Anforderung 1
Auf welchem Rang platzieren Produktdesigner laut der im Textauszug über Informationsarchitektur genannten InVision-Umfrage die »Informationsarchitektur«?
Anforderung 2
Kopiere aus dem Textauszug über Informationsarchitektur wortgetreu den Abschnitt von „Die Informationsarchitektur spielt“ bis einschließlich „sie Platz drei.“.

Textauszug
********
Vielen UX-Professionals fehlen Methoden, um Webseiten so zu strukturieren, dass sie dem Nutzerverhalten entsprechen. Dieser Guide zeigt dir, wie du damit startest.
Vielen UX-Professionals fehlen Methoden, um Webseiten so zu strukturieren, dass sie dem Nutzerverhalten entsprechen. Dieser Guide zeigt dir, wie du damit startest.
Die Informationsarchitektur ist ein neuralgischer Punkt, wenn wir digitale Services und Produkte entwickeln. Jeder Designer weiß darum, viele haben damit nahezu täglich zu tun, aber nicht alle fühlen sich sicher darin: Webseiten strukturieren. Wir haben uns intensiv damit beschäftigt, wie wir die Architektur von Webseiten auf das Verhalten der Nutzer abstimmen können. Dafür haben wir untersucht, welche Faktoren auf das Verhalten einwirken. Und wie Menschen digitale Produkte für ihre Zwecke nutzen. Auf Grundlage der Forschung geben wir konkrete Hilfestellungen, wie du die Intentionen der Menschen analysieren und sie passend adressieren kannst. In diesem Guide legen wir den Fokus darauf, wie wir einzelne Webseiten strukturieren können. Die Erkenntnisse lassen sich jedoch auch auf die Gestaltung anderer Touchpoints übertragen.
Je besser die Informationsarchitektur, umso leichter fällt die Orientierung. Und je sicherer die Interaktion, desto schneller die Bewegung. Wir wollen Webseiten so strukturieren, dass Menschen sie intuitiv bedienen können. Das gelingt, wenn unser Interface dem mentalen Modell der Nutzer entspricht. Die Inhalte sind dann so gegliedert, dass sie schnell und leicht auffindbar sind. Damit schaffen wir eine Art virtuellen Informationsraum. In diesem orientieren und bewegen sich Nutzer während der Interaktion mit unserer Seite. Je besser, schneller und angenehmer sie dies tun können, desto größer sind die Erfolgsaussichten. Für unsere Nutzer. Und für das Business hinter unserer Webseite.
Die Informationsarchitektur spielt eine fundamentale Rolle bei der nutzerzentrierten Gestaltung. In einer InVision-Umfrage platzieren Produktdesigner »Informationsarchitektur« auf Rang vier der wichtigsten Kenntnisse für ihren Job. Als noch wichtiger bewerten UX-Professionals diese Kompetenz in einer Nielsen-Norman-Studie, dort belegt sie Platz drei.
********
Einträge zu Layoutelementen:
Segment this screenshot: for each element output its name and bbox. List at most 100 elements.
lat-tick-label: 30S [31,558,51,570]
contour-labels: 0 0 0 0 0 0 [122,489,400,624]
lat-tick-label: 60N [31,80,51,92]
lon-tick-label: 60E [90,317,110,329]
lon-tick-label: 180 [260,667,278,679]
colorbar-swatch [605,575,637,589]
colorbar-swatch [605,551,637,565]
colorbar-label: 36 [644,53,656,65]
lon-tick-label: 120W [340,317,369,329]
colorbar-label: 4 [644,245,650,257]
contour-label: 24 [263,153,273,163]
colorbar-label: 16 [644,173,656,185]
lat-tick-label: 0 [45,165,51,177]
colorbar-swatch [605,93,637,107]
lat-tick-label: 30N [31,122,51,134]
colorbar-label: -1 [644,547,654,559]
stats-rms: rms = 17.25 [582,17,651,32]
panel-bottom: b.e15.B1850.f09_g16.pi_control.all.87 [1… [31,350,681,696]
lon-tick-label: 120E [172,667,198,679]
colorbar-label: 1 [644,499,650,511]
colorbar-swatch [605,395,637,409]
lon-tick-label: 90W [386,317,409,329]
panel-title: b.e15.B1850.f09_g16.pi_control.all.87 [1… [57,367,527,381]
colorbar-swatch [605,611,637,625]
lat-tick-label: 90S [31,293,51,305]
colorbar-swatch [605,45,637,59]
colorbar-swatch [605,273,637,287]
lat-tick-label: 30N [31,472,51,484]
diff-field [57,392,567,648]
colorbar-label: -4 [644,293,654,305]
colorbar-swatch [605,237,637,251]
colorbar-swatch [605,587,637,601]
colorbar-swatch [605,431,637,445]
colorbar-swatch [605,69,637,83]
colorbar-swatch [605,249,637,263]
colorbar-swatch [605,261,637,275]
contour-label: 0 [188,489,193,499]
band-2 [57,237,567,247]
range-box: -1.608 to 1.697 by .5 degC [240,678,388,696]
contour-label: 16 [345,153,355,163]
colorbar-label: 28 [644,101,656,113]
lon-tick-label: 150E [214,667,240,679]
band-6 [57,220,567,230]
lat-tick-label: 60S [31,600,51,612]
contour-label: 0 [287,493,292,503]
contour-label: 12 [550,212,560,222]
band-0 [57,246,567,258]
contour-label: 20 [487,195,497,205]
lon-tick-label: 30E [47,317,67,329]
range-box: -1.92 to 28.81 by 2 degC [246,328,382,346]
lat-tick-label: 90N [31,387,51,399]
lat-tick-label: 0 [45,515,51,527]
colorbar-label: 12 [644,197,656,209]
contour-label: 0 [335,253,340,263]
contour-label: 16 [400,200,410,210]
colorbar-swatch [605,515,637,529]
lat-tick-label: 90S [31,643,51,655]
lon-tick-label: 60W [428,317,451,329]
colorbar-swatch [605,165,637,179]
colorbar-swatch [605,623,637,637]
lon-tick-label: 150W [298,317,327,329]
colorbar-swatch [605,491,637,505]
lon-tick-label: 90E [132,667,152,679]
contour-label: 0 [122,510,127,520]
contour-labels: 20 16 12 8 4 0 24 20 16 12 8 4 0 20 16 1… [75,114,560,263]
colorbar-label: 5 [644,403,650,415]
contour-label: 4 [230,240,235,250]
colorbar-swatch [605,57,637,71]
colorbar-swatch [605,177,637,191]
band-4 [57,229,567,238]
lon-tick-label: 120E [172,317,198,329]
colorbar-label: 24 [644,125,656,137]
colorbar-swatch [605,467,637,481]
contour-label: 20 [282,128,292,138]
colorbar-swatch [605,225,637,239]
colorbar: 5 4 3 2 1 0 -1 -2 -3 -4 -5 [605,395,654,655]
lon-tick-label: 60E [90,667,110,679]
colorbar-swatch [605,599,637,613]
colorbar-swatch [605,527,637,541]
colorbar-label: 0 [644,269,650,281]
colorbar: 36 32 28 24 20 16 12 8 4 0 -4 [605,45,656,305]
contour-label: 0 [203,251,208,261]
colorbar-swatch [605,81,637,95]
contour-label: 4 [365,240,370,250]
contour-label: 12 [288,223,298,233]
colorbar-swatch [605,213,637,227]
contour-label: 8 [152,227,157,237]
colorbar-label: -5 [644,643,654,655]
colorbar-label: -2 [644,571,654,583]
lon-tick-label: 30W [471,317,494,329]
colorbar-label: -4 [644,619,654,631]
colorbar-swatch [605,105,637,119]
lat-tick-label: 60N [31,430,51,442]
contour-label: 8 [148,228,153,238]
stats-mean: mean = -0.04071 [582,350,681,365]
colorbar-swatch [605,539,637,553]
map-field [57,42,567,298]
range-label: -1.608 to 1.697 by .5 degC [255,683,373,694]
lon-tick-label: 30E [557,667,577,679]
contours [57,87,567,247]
********
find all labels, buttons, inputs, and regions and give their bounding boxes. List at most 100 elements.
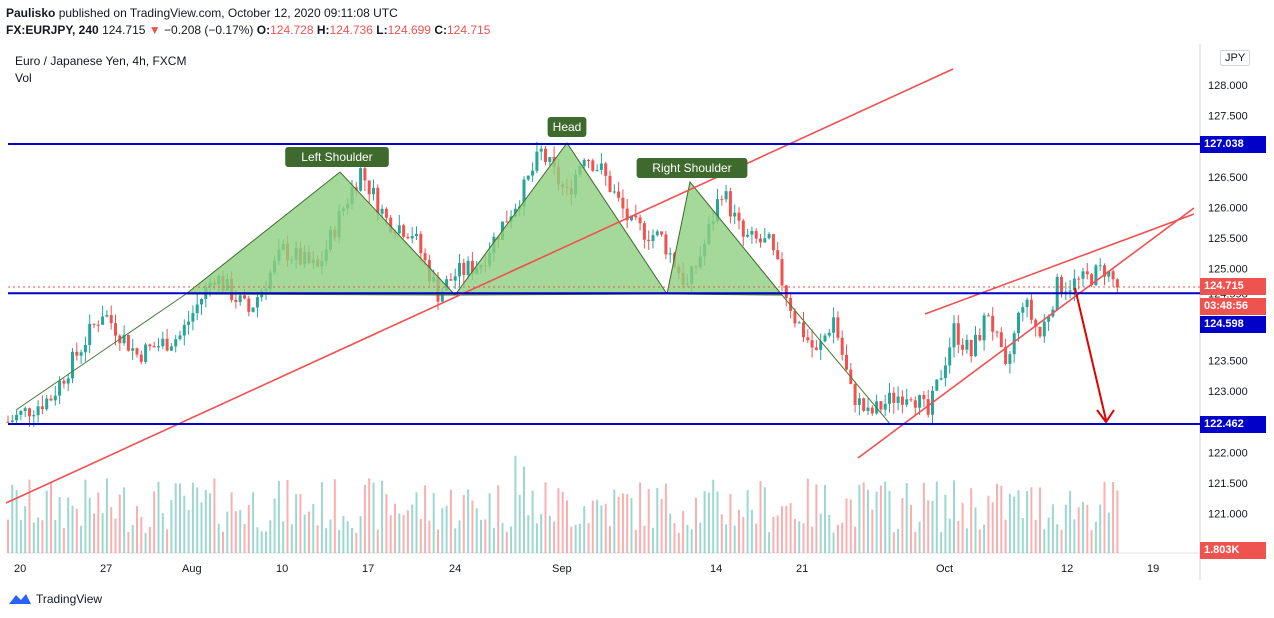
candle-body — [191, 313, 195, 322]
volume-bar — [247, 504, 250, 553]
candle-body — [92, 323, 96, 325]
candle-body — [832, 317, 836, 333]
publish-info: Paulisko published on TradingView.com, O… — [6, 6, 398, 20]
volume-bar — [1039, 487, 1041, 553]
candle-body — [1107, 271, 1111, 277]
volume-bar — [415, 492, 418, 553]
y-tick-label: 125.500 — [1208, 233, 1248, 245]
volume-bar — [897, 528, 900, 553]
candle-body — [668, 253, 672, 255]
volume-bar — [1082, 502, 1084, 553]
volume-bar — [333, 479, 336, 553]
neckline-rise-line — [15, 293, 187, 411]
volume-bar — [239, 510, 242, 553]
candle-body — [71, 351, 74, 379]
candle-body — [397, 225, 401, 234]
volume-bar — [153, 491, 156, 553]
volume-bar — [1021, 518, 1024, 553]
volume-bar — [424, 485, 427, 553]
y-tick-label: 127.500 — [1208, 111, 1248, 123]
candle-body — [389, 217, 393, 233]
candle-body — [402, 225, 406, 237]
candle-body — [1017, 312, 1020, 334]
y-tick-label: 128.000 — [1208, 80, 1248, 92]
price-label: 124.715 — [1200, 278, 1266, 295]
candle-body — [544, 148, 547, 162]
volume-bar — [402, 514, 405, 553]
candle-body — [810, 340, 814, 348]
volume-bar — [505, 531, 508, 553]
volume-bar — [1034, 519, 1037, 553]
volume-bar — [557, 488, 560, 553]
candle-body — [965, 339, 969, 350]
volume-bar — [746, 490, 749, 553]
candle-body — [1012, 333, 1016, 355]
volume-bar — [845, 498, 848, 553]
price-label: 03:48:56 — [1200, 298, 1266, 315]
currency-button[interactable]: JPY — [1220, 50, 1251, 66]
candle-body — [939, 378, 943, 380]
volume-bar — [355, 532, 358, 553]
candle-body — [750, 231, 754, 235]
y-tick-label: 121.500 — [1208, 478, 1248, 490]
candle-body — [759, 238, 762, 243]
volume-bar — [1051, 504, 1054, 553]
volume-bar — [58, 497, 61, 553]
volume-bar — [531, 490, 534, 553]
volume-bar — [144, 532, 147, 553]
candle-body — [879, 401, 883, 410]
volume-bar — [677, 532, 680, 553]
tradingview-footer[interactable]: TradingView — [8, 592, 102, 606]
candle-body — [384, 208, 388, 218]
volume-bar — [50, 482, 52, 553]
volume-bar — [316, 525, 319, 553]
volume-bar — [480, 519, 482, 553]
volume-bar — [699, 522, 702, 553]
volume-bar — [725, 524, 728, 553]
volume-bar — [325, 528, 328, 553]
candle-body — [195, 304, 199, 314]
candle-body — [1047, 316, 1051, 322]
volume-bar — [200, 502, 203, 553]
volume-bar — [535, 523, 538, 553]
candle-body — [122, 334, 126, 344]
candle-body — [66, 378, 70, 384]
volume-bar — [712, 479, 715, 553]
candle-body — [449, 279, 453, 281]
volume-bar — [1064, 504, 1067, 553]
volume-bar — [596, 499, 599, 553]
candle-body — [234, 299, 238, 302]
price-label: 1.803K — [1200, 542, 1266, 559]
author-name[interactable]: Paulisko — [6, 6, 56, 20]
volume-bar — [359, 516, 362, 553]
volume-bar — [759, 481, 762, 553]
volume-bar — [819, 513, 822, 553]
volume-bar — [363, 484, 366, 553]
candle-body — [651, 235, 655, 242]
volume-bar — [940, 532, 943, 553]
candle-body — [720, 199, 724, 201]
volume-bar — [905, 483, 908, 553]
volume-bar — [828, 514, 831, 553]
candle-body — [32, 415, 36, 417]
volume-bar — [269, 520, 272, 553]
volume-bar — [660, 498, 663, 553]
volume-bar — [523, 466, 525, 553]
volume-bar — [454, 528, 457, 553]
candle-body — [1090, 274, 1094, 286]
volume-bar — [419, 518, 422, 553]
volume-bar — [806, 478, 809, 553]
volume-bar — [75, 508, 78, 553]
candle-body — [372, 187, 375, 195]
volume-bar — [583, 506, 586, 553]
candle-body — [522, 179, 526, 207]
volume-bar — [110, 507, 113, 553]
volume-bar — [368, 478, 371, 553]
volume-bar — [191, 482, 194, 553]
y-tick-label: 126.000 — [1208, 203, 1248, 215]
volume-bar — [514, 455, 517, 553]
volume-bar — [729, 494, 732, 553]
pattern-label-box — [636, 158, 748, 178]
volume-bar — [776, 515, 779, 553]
********
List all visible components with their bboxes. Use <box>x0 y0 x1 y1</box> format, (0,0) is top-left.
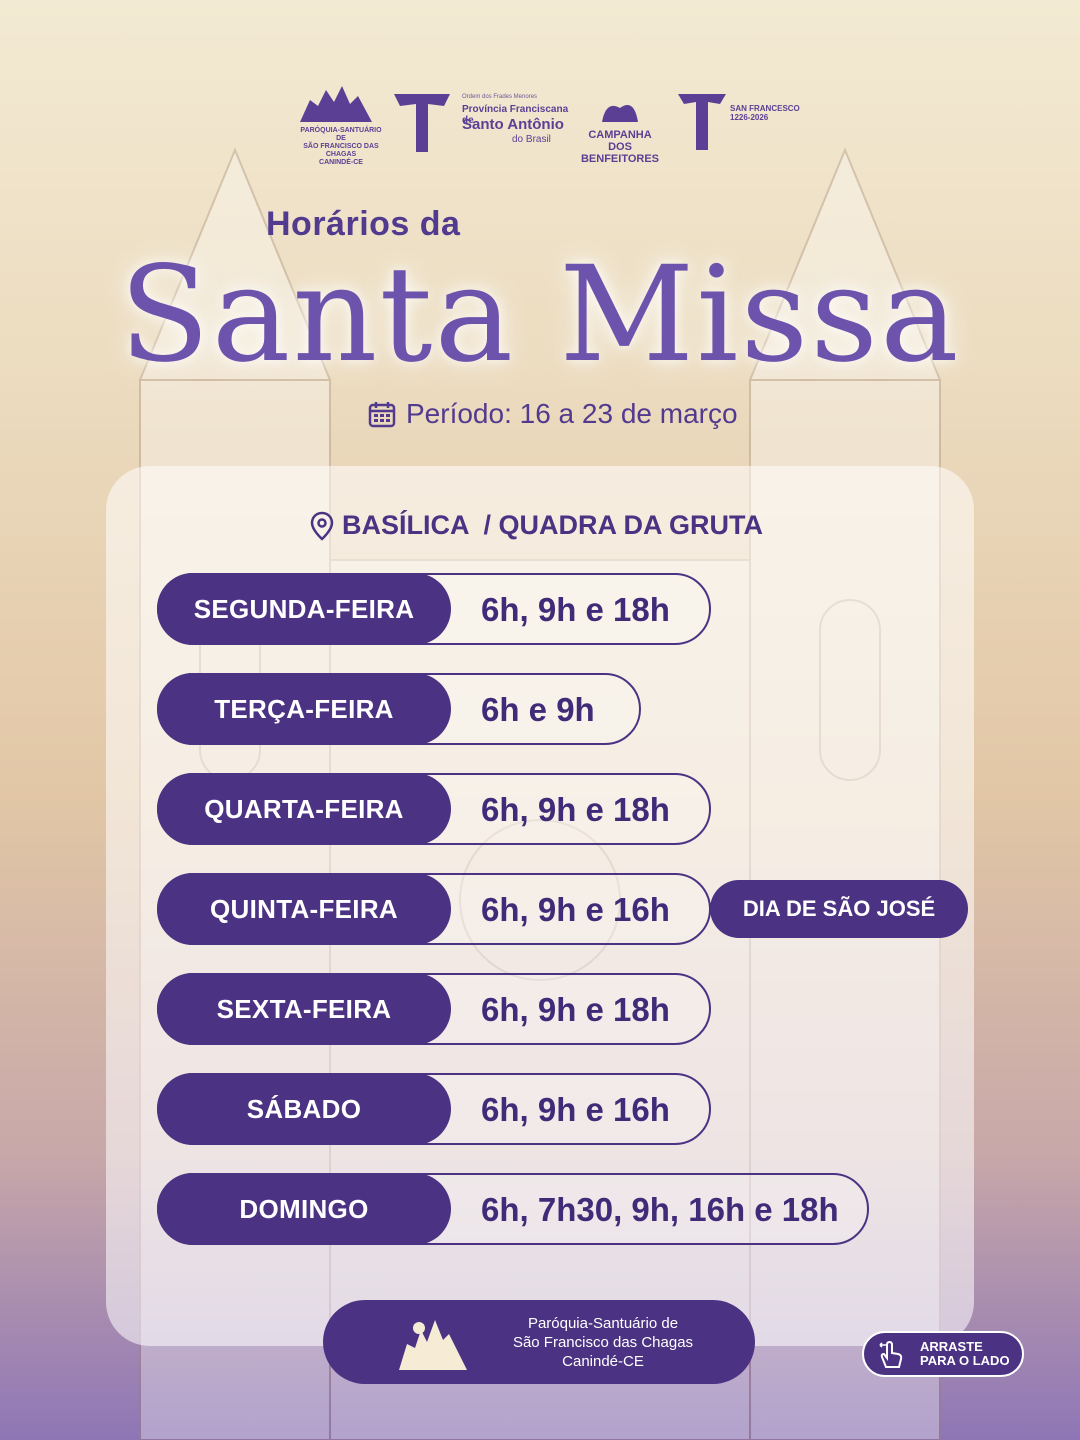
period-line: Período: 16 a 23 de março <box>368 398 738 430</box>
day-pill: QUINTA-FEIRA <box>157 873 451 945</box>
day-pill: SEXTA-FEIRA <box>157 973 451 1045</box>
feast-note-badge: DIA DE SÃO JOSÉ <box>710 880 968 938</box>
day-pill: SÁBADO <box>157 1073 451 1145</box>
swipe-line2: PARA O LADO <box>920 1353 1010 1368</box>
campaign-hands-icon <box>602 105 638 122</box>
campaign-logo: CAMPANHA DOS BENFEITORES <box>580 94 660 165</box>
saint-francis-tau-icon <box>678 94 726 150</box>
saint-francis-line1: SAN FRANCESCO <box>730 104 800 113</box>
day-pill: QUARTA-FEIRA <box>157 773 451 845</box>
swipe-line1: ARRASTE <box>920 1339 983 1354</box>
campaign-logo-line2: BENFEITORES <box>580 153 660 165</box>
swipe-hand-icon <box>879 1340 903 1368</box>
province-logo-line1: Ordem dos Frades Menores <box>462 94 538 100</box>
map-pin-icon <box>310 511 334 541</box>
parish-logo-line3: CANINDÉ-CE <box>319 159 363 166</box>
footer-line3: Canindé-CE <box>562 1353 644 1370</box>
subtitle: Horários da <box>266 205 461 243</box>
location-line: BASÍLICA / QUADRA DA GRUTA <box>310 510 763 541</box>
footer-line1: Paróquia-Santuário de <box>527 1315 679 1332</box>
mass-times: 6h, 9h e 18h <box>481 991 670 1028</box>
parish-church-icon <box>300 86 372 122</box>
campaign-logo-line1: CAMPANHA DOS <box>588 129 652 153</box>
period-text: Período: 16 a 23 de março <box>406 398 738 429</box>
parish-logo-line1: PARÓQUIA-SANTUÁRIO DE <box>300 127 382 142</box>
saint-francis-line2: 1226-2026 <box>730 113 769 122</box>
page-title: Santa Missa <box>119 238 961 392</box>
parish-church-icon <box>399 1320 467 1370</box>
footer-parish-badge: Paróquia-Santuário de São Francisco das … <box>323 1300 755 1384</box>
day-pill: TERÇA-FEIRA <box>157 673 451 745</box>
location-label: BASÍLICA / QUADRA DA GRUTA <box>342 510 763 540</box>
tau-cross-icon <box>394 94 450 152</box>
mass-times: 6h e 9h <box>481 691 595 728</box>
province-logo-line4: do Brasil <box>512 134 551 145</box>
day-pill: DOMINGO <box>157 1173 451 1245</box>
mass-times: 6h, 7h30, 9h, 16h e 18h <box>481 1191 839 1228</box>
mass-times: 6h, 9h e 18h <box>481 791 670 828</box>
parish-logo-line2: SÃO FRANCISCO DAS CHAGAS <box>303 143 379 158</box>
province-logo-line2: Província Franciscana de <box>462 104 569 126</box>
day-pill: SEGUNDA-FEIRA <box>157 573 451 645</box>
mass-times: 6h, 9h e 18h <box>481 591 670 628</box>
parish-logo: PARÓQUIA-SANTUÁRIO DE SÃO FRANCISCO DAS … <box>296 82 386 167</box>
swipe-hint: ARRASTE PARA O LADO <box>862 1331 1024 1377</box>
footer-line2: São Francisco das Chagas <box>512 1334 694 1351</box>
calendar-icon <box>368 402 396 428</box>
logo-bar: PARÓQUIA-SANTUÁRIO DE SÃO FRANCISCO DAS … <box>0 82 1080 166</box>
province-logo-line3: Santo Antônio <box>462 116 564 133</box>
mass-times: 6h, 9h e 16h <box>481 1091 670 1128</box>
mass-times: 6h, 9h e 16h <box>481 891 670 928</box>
********
Korrekte Ausgabe 1
Auf Rang vier der wichtigsten Kenntnisse für ihren Job.

Korrekte Ausgabe 2
Die Informationsarchitektur spielt eine fundamentale Rolle bei der nutzerzentrierten Gestaltung. In einer InVision-Umfrage platzieren Produktdesigner »Informationsarchitektur« auf Rang vier der wichtigsten Kenntnisse für ihren Job. Als noch wichtiger bewerten UX-Professionals diese Kompetenz in einer Nielsen-Norman-Studie, dort belegt sie Platz drei.